- **Stated task**:
All entries are to be quoted exactly; the images stay out of the copy.

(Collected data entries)
* START *
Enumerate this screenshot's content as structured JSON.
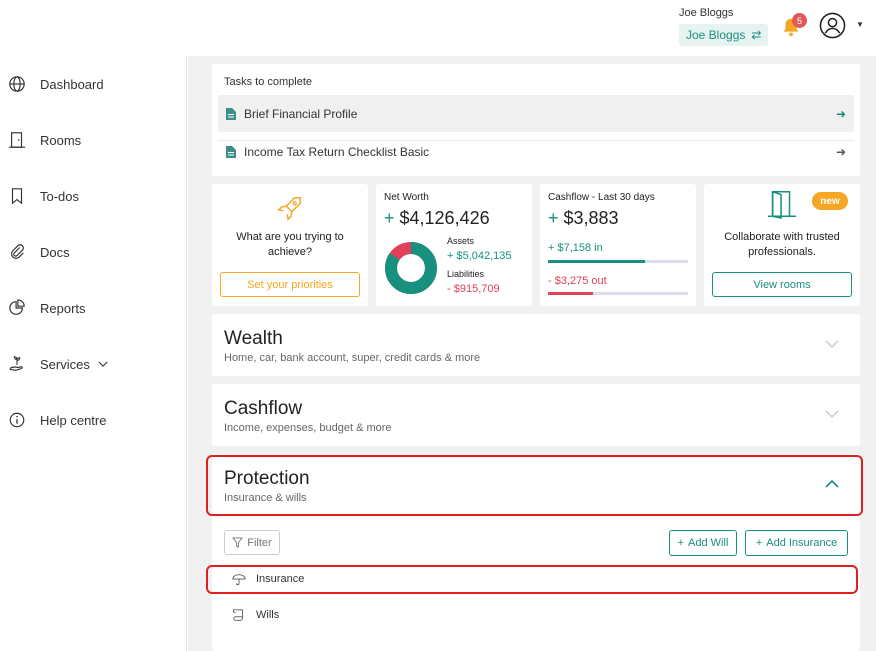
{
  "header": {
    "user_name": "Joe Bloggs",
    "account_label": "Joe Bloggs",
    "notifications": "5"
  },
  "sidebar": {
    "items": [
      {
        "label": "Dashboard"
      },
      {
        "label": "Rooms"
      },
      {
        "label": "To-dos"
      },
      {
        "label": "Docs"
      },
      {
        "label": "Reports"
      },
      {
        "label": "Services"
      },
      {
        "label": "Help centre"
      }
    ]
  },
  "tasks": {
    "title": "Tasks to complete",
    "items": [
      {
        "label": "Brief Financial Profile"
      },
      {
        "label": "Income Tax Return Checklist Basic"
      }
    ]
  },
  "priorities": {
    "question": "What are you trying to achieve?",
    "button": "Set your priorities"
  },
  "net_worth": {
    "title": "Net Worth",
    "value": "$4,126,426",
    "assets_label": "Assets",
    "assets_value": "+ $5,042,135",
    "liabilities_label": "Liabilities",
    "liabilities_value": "- $915,709",
    "assets_share": 0.846
  },
  "cashflow_card": {
    "title": "Cashflow - Last 30 days",
    "value": "$3,883",
    "in_label": "+ $7,158 in",
    "out_label": "- $3,275 out",
    "in_fraction": 0.69,
    "out_fraction": 0.32
  },
  "rooms_card": {
    "badge": "new",
    "text": "Collaborate with trusted professionals.",
    "button": "View rooms"
  },
  "sections": {
    "wealth": {
      "title": "Wealth",
      "subtitle": "Home, car, bank account, super, credit cards & more"
    },
    "cashflow": {
      "title": "Cashflow",
      "subtitle": "Income, expenses, budget & more"
    },
    "protection": {
      "title": "Protection",
      "subtitle": "Insurance & wills"
    }
  },
  "protection_panel": {
    "filter": "Filter",
    "add_will": "Add Will",
    "add_insurance": "Add Insurance",
    "items": [
      {
        "label": "Insurance"
      },
      {
        "label": "Wills"
      }
    ]
  },
  "colors": {
    "accent": "#17907f",
    "warning": "#f5a623",
    "danger": "#e0405a",
    "highlight": "#e02020"
  }
}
* END *
- **Reply to the task**:
Enumerate this screenshot's content as structured JSON.
{
  "header": {
    "user_name": "Joe Bloggs",
    "account_label": "Joe Bloggs",
    "notifications": "5"
  },
  "sidebar": {
    "items": [
      {
        "label": "Dashboard"
      },
      {
        "label": "Rooms"
      },
      {
        "label": "To-dos"
      },
      {
        "label": "Docs"
      },
      {
        "label": "Reports"
      },
      {
        "label": "Services"
      },
      {
        "label": "Help centre"
      }
    ]
  },
  "tasks": {
    "title": "Tasks to complete",
    "items": [
      {
        "label": "Brief Financial Profile"
      },
      {
        "label": "Income Tax Return Checklist Basic"
      }
    ]
  },
  "priorities": {
    "question": "What are you trying to achieve?",
    "button": "Set your priorities"
  },
  "net_worth": {
    "title": "Net Worth",
    "value": "$4,126,426",
    "assets_label": "Assets",
    "assets_value": "+ $5,042,135",
    "liabilities_label": "Liabilities",
    "liabilities_value": "- $915,709",
    "assets_share": 0.846
  },
  "cashflow_card": {
    "title": "Cashflow - Last 30 days",
    "value": "$3,883",
    "in_label": "+ $7,158 in",
    "out_label": "- $3,275 out",
    "in_fraction": 0.69,
    "out_fraction": 0.32
  },
  "rooms_card": {
    "badge": "new",
    "text": "Collaborate with trusted professionals.",
    "button": "View rooms"
  },
  "sections": {
    "wealth": {
      "title": "Wealth",
      "subtitle": "Home, car, bank account, super, credit cards & more"
    },
    "cashflow": {
      "title": "Cashflow",
      "subtitle": "Income, expenses, budget & more"
    },
    "protection": {
      "title": "Protection",
      "subtitle": "Insurance & wills"
    }
  },
  "protection_panel": {
    "filter": "Filter",
    "add_will": "Add Will",
    "add_insurance": "Add Insurance",
    "items": [
      {
        "label": "Insurance"
      },
      {
        "label": "Wills"
      }
    ]
  },
  "colors": {
    "accent": "#17907f",
    "warning": "#f5a623",
    "danger": "#e0405a",
    "highlight": "#e02020"
  }
}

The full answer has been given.